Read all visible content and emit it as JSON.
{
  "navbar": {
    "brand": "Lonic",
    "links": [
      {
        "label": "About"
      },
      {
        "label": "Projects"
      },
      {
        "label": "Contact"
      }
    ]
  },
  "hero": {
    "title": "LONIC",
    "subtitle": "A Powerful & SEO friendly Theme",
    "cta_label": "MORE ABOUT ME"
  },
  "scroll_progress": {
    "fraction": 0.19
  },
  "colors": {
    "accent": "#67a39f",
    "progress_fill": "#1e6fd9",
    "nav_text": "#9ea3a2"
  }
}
########################################
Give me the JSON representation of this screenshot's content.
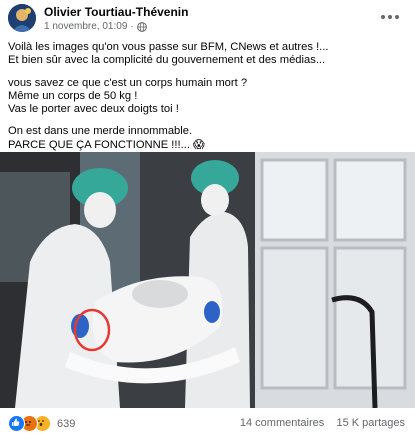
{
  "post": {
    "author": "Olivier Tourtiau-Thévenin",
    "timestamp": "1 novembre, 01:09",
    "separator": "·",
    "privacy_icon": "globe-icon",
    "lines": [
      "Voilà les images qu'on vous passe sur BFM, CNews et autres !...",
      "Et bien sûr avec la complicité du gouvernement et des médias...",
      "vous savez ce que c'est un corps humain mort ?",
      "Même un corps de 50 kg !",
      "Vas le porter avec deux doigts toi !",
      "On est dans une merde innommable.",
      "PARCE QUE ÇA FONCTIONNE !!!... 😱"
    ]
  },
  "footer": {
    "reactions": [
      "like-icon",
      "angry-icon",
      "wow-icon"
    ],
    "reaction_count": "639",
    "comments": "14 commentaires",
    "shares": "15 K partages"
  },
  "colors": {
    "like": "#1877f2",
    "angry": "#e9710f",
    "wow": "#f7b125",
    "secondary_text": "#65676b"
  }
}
########################################
*What to do*.
From the records above, how many lines include the word "corps"? Only the number is wanted.

*Correct answer*.
2